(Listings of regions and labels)
-- Start --
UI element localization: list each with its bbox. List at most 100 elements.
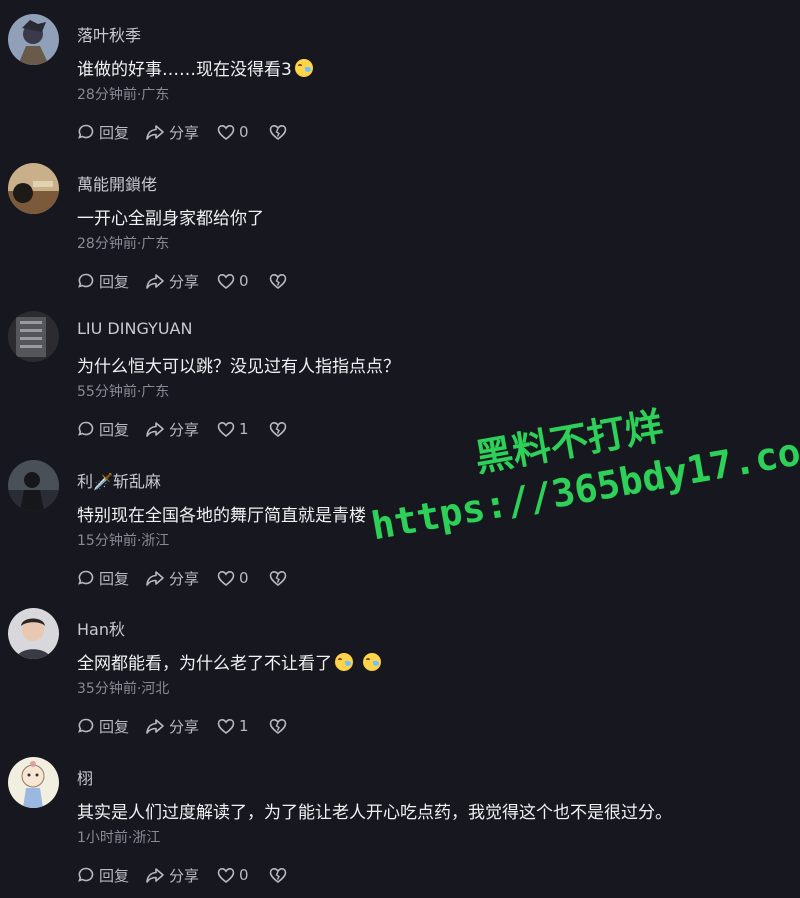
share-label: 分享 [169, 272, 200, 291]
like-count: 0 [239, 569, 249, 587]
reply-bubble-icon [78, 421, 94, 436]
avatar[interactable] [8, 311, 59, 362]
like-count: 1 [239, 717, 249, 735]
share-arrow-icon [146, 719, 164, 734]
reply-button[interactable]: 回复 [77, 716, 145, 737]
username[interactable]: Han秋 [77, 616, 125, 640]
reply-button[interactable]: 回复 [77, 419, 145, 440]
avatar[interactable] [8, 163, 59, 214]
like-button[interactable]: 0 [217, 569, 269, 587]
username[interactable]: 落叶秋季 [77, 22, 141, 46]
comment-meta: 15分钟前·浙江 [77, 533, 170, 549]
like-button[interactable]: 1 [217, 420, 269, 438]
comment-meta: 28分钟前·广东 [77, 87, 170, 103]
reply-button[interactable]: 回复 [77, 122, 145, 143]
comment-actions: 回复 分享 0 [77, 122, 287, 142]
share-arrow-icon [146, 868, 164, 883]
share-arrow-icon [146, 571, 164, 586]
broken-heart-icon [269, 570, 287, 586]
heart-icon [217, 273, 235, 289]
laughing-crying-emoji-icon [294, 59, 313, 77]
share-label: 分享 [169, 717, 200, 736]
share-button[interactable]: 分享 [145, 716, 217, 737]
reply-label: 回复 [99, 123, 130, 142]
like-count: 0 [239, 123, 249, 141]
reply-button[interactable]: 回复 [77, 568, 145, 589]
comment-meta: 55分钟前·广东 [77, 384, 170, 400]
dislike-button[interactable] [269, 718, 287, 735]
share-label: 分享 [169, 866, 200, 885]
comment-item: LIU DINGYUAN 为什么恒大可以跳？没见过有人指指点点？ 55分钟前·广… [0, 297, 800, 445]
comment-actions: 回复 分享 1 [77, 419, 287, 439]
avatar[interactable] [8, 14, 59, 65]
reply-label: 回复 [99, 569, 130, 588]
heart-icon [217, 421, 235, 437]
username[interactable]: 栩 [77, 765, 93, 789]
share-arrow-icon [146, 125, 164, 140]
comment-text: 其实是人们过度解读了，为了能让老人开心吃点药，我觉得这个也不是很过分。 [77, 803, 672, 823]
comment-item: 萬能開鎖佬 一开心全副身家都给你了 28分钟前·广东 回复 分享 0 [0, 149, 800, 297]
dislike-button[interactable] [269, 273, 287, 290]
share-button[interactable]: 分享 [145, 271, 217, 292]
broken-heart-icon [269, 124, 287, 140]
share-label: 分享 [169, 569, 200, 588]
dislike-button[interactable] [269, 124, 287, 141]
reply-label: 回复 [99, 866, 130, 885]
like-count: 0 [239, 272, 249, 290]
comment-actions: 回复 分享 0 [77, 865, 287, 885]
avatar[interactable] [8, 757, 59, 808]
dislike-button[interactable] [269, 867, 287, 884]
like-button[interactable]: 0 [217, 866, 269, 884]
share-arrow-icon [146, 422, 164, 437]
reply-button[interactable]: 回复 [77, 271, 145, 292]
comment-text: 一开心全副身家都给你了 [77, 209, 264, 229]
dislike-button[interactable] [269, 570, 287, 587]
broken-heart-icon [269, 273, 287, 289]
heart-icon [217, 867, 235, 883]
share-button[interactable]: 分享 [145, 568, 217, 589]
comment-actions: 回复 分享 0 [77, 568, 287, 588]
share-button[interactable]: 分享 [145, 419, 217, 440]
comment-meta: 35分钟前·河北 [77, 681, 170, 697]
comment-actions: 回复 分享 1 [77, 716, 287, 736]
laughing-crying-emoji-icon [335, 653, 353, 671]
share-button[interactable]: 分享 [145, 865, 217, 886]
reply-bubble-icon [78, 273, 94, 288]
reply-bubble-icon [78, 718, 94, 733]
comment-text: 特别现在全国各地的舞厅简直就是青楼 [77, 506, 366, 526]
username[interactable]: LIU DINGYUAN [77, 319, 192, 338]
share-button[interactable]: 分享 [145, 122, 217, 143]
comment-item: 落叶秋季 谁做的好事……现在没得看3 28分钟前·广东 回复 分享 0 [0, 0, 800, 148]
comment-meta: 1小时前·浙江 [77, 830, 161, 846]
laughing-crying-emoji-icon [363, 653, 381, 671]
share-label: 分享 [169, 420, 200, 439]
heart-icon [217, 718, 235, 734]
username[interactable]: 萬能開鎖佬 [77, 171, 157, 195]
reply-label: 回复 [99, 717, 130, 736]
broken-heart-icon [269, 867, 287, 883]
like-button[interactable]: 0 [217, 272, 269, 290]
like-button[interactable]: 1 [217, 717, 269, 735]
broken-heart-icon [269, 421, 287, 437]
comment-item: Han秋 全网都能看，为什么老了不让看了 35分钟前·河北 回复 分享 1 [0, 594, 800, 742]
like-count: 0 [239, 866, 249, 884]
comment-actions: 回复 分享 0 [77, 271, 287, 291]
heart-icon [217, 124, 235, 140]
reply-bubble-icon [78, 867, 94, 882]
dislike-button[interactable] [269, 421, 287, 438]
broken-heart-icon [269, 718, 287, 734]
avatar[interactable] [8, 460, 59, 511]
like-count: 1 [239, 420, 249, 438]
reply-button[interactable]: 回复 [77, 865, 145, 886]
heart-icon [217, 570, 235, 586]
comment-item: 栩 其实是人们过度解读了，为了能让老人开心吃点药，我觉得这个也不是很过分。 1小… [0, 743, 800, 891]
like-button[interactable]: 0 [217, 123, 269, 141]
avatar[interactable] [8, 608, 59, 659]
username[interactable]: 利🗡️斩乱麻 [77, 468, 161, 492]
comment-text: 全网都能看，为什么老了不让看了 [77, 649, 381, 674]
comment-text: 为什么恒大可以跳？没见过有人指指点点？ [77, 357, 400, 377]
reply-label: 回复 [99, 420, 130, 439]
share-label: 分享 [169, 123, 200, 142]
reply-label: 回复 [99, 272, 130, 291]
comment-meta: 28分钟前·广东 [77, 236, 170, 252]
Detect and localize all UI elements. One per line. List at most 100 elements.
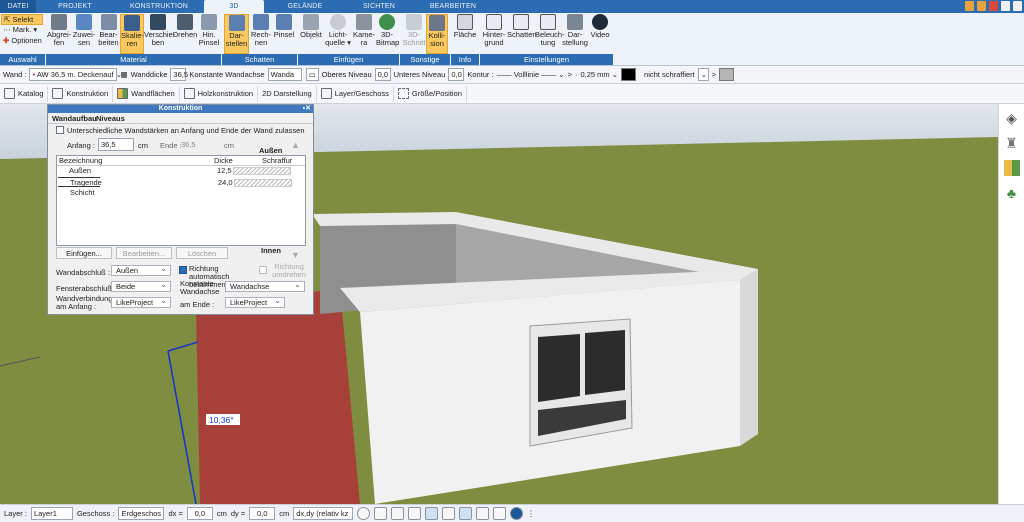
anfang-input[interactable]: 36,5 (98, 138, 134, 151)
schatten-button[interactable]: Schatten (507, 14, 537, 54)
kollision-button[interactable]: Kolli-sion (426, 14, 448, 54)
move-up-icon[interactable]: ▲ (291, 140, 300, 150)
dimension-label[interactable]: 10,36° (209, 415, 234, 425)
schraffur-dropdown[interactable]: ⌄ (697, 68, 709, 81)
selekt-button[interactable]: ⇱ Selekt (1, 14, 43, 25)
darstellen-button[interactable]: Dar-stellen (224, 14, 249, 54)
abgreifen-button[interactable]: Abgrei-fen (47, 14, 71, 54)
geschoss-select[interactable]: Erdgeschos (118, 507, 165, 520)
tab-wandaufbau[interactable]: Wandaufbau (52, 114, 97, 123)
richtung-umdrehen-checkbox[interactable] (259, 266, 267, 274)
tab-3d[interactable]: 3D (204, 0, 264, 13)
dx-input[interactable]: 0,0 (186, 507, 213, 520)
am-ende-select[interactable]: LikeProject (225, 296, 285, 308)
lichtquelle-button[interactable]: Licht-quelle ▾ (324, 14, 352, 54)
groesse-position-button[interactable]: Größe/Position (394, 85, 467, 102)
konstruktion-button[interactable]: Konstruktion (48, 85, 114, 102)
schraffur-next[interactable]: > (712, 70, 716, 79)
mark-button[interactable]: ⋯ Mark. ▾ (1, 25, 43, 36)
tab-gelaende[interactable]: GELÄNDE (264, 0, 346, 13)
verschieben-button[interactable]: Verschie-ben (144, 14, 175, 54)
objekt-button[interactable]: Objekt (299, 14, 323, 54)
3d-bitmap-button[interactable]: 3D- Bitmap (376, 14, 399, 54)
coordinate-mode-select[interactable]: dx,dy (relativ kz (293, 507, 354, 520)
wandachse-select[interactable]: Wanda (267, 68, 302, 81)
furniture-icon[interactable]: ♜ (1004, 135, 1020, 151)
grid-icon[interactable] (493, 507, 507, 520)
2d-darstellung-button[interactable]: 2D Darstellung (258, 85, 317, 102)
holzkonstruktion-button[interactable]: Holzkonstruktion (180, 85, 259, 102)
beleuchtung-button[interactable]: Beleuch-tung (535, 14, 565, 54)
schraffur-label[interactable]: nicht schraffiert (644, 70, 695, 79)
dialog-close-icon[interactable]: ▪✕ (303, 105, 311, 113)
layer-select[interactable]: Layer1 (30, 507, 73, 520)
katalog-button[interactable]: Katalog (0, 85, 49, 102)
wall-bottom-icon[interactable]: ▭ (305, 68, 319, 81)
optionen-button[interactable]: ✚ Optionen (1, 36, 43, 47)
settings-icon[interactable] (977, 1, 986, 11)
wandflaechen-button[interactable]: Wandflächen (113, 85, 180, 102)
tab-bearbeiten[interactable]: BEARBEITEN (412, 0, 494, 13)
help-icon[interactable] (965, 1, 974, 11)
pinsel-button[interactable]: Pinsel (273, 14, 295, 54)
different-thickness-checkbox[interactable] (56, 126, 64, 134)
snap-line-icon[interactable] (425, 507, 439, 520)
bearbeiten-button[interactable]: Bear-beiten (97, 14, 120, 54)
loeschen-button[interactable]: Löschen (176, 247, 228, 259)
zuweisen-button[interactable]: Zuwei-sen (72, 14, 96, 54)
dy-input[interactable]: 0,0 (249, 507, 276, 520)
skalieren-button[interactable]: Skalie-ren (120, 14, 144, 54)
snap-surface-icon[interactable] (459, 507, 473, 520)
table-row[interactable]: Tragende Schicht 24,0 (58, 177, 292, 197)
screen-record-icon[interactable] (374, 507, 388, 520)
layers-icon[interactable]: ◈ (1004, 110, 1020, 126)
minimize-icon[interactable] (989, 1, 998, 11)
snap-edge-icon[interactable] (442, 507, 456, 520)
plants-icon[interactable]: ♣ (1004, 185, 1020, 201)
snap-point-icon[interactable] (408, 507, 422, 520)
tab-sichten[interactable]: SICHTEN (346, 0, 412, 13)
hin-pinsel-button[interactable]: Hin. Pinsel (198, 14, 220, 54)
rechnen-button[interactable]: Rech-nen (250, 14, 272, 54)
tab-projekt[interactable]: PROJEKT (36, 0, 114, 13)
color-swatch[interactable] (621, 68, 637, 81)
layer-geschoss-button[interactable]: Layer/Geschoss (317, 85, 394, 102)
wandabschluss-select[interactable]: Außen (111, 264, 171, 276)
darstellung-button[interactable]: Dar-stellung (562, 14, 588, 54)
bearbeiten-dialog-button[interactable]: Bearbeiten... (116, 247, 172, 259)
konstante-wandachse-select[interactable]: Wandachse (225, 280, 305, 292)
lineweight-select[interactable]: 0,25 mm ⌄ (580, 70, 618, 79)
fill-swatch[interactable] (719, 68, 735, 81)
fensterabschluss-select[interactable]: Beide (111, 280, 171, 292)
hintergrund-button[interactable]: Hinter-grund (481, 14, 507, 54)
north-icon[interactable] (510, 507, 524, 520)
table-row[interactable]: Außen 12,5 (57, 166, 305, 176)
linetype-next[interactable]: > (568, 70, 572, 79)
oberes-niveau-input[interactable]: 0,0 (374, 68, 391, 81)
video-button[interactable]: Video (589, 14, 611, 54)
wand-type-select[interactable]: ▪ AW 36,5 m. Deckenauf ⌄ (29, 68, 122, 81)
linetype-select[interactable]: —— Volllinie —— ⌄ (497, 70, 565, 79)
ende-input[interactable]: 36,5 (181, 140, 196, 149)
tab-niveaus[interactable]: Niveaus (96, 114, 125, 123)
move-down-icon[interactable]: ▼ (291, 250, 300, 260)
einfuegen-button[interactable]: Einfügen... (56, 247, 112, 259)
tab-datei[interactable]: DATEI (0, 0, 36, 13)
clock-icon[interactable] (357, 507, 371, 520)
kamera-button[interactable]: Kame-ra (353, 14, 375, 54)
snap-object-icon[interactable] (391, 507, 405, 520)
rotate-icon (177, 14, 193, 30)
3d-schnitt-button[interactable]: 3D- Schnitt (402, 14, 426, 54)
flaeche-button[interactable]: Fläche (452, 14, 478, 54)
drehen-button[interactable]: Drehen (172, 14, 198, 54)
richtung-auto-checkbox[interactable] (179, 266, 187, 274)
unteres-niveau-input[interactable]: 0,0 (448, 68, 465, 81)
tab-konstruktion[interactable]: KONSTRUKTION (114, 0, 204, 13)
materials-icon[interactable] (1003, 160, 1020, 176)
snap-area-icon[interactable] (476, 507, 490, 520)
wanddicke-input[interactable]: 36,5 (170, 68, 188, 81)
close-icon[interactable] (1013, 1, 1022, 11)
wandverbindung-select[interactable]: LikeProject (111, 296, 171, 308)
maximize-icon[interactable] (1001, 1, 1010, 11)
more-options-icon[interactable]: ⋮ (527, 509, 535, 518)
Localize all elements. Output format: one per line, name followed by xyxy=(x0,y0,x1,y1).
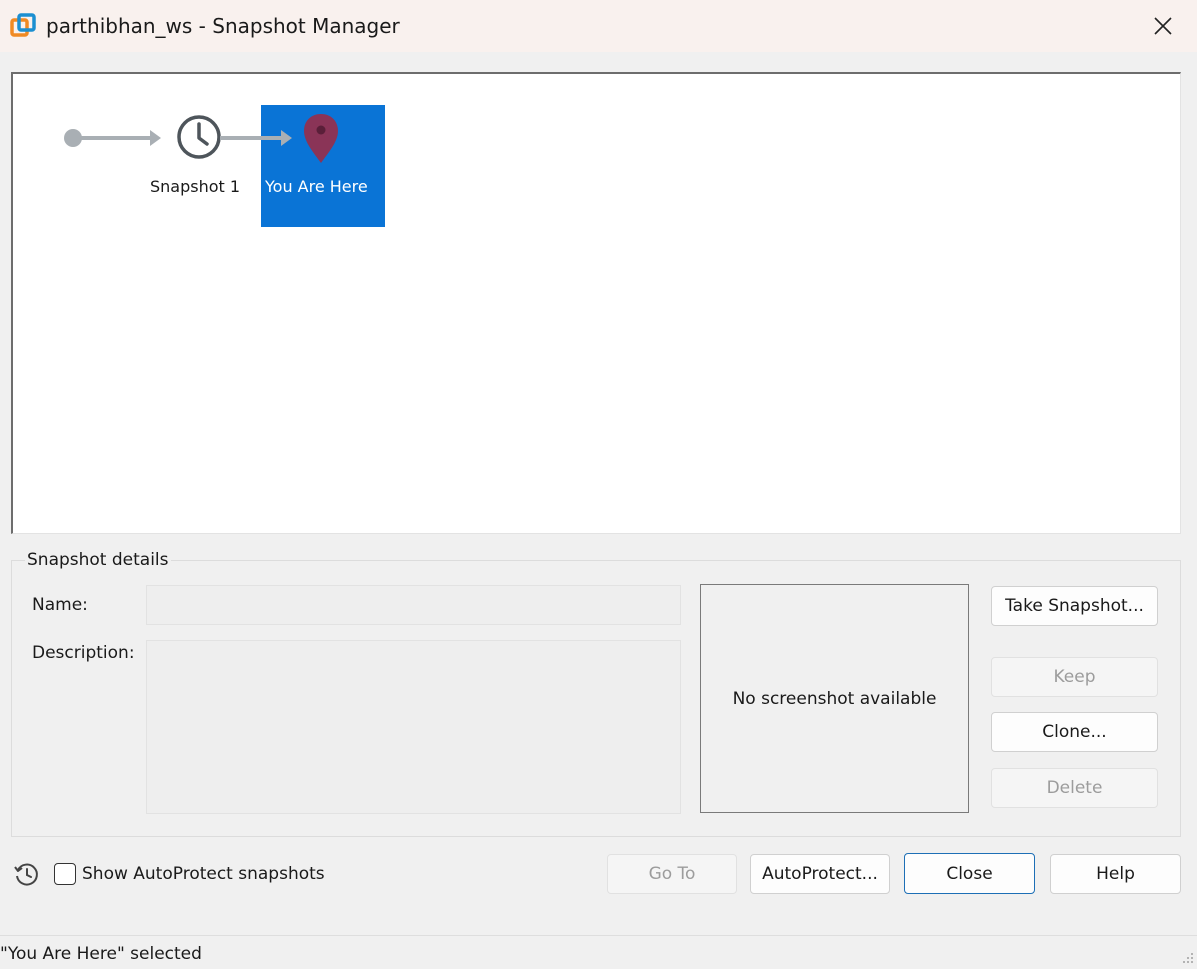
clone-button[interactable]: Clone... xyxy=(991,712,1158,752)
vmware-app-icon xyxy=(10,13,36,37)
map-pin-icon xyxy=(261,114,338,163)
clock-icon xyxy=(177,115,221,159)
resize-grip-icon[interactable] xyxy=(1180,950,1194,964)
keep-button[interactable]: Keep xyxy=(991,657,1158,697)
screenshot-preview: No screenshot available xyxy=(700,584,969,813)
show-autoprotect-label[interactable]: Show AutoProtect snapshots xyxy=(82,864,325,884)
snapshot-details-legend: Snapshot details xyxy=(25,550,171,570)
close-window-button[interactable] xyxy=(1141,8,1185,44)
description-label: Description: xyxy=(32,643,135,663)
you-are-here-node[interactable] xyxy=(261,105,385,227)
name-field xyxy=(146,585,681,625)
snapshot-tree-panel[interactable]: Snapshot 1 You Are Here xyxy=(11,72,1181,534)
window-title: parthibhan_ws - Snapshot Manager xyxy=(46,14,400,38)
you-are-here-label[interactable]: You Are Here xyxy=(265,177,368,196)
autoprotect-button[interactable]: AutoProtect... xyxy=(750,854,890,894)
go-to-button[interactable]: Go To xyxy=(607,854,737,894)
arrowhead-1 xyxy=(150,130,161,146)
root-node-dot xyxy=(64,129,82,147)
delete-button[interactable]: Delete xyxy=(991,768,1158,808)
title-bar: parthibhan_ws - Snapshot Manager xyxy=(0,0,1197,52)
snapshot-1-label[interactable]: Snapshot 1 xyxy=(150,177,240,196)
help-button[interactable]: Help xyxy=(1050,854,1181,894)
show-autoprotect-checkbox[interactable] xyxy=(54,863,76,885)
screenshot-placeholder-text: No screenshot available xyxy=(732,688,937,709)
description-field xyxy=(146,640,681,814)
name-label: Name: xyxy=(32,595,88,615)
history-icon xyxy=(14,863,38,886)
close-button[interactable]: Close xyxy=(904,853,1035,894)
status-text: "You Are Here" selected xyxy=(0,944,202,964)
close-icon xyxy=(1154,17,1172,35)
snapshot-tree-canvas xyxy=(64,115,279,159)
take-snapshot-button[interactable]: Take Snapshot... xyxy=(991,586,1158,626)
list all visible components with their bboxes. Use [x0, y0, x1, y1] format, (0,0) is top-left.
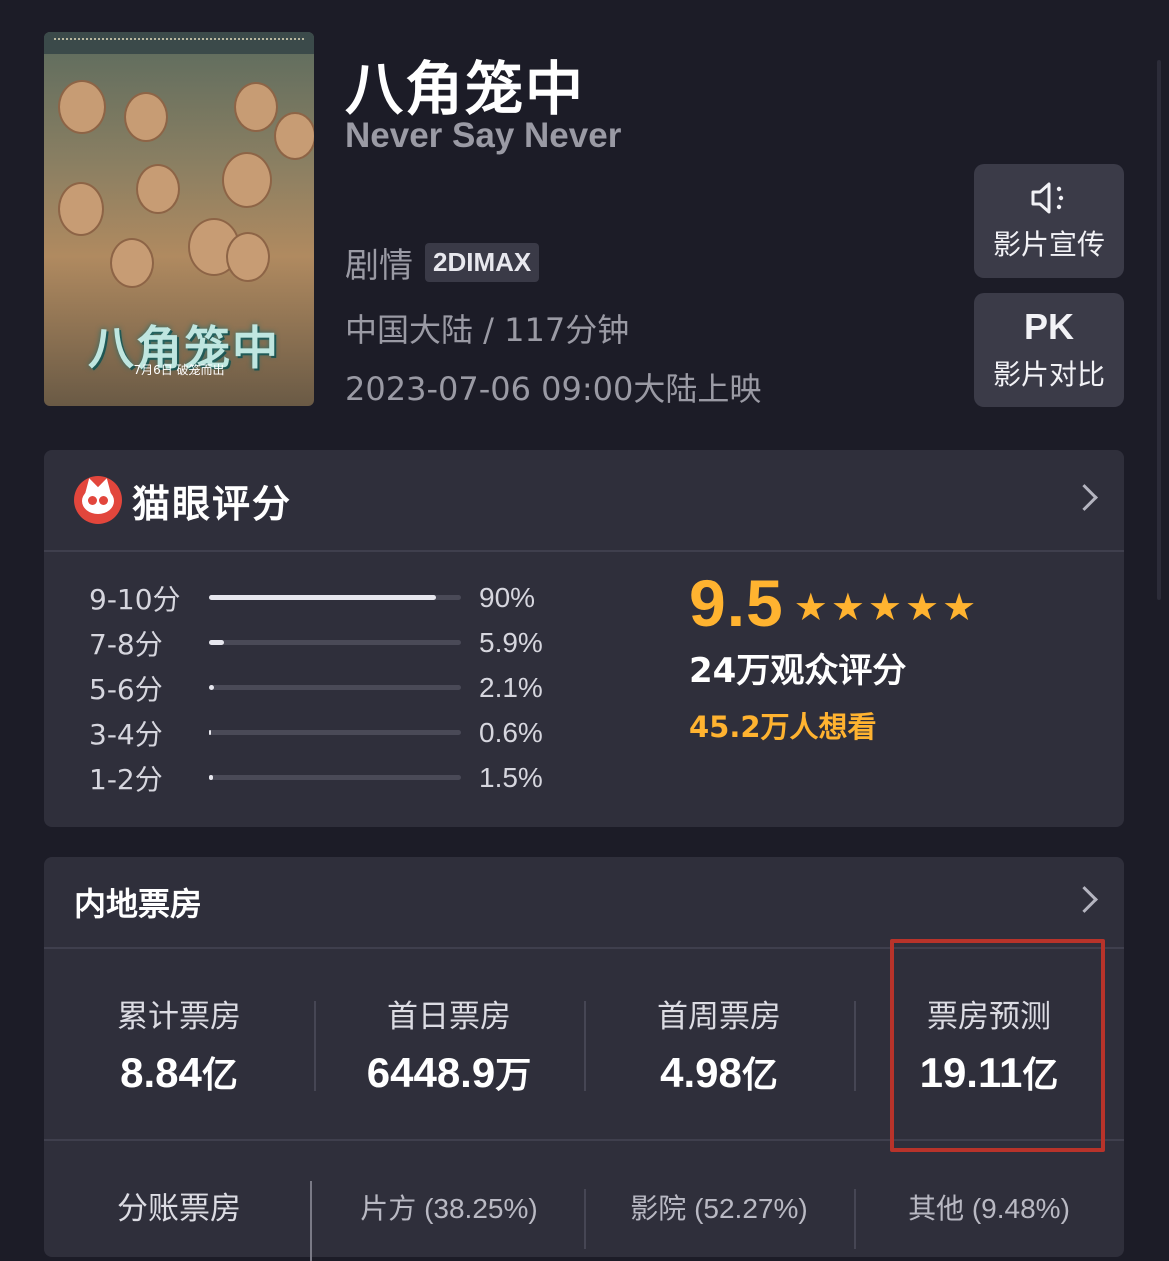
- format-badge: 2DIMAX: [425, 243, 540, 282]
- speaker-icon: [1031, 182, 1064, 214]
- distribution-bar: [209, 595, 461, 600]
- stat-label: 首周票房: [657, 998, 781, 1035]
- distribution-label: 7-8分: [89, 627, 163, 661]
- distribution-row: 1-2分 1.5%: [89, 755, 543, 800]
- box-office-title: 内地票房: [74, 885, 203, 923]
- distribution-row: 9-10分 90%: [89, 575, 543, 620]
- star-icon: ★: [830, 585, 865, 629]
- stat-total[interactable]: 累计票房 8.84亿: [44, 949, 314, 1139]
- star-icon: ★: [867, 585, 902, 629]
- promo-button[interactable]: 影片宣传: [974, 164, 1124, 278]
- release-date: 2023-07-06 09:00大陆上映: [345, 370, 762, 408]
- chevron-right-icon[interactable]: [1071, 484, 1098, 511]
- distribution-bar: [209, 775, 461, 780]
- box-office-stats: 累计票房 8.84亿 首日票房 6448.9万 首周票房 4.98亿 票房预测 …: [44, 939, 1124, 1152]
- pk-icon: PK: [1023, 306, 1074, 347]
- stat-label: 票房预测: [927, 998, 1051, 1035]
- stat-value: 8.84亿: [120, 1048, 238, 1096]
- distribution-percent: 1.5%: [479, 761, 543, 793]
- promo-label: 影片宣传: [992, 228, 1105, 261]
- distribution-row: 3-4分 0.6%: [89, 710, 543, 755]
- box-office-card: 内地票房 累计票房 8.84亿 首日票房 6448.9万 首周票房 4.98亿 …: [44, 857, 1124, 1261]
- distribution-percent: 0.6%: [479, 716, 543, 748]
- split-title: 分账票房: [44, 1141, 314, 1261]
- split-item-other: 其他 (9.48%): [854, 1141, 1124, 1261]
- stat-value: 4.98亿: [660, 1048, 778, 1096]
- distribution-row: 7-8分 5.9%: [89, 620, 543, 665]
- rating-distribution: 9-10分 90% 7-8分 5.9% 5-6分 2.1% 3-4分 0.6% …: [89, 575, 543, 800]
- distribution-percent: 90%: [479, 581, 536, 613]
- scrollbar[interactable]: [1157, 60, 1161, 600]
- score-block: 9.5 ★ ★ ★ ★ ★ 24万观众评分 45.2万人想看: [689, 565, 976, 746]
-- End --
The request ▸ Reproduce verbatim every line of the records from the line containing "anfang-input[interactable]: 36,5 (98, 138, 134, 151)" through the line containing "grid-icon[interactable] (493, 507, 507, 520)", inclusive of both.

Answer to this task ▸
anfang-input[interactable]: 36,5 (98, 138, 134, 151)
schatten-button[interactable]: Schatten (507, 14, 537, 54)
kollision-button[interactable]: Kolli-sion (426, 14, 448, 54)
move-up-icon[interactable]: ▲ (291, 140, 300, 150)
dimension-label[interactable]: 10,36° (209, 415, 234, 425)
schraffur-dropdown[interactable]: ⌄ (697, 68, 709, 81)
selekt-button[interactable]: ⇱ Selekt (1, 14, 43, 25)
darstellen-button[interactable]: Dar-stellen (224, 14, 249, 54)
abgreifen-button[interactable]: Abgrei-fen (47, 14, 71, 54)
geschoss-select[interactable]: Erdgeschos (118, 507, 165, 520)
tab-wandaufbau[interactable]: Wandaufbau (52, 114, 97, 123)
richtung-umdrehen-checkbox[interactable] (259, 266, 267, 274)
tab-3d[interactable]: 3D (204, 0, 264, 13)
dx-input[interactable]: 0,0 (186, 507, 213, 520)
am-ende-select[interactable]: LikeProject (225, 296, 285, 308)
lichtquelle-button[interactable]: Licht-quelle ▾ (324, 14, 352, 54)
groesse-position-button[interactable]: Größe/Position (394, 85, 467, 102)
konstruktion-button[interactable]: Konstruktion (48, 85, 114, 102)
schraffur-next[interactable]: > (712, 70, 716, 79)
mark-button[interactable]: ⋯ Mark. ▾ (1, 25, 43, 36)
tab-gelaende[interactable]: GELÄNDE (264, 0, 346, 13)
verschieben-button[interactable]: Verschie-ben (144, 14, 175, 54)
objekt-button[interactable]: Objekt (299, 14, 323, 54)
3d-bitmap-button[interactable]: 3D- Bitmap (376, 14, 399, 54)
coordinate-mode-select[interactable]: dx,dy (relativ kz (293, 507, 354, 520)
wandachse-select[interactable]: Wanda (267, 68, 302, 81)
furniture-icon[interactable]: ♜ (1004, 135, 1020, 151)
grid-icon[interactable] (493, 507, 507, 520)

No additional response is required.